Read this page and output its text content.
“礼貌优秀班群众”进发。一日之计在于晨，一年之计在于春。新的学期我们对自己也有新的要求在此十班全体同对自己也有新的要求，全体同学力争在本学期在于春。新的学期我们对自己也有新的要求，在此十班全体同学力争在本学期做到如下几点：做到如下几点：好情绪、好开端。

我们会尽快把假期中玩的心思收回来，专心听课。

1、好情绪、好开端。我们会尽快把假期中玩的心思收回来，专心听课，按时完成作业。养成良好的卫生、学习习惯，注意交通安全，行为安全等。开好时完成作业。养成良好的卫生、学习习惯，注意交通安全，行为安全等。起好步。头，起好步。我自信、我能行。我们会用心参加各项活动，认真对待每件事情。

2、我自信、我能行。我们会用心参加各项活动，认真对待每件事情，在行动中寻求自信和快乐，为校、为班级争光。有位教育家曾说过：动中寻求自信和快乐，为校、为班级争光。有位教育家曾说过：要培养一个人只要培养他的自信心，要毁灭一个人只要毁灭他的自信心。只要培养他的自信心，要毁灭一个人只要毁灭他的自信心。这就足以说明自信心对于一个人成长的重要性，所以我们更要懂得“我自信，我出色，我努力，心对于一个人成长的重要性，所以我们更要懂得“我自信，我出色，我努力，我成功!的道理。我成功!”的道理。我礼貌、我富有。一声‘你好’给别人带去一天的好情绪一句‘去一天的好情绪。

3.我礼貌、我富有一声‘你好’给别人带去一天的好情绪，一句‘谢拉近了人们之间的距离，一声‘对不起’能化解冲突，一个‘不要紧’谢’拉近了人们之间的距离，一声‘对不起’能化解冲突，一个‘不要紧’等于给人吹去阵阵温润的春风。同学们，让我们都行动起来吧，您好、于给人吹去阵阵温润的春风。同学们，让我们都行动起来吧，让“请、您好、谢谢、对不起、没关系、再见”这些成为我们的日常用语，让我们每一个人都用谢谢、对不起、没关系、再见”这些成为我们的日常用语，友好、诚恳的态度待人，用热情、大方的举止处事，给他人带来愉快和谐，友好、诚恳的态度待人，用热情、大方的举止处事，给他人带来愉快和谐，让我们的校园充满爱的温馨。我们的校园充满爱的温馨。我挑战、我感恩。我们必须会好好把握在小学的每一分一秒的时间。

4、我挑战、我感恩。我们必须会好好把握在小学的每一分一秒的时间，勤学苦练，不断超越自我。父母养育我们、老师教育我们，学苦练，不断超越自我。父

** REQUIREMENT **
Copy out each line of the data where the string "我们会尽快把假期中玩的心思收回来" appears.

** EXERCISE ANSWER **
我们会尽快把假期中玩的心思收回来，专心听课。
1、好情绪、好开端。我们会尽快把假期中玩的心思收回来，专心听课，按时完成作业。养成良好的卫生、学习习惯，注意交通安全，行为安全等。开好时完成作业。养成良好的卫生、学习习惯，注意交通安全，行为安全等。起好步。头，起好步。我自信、我能行。我们会用心参加各项活动，认真对待每件事情。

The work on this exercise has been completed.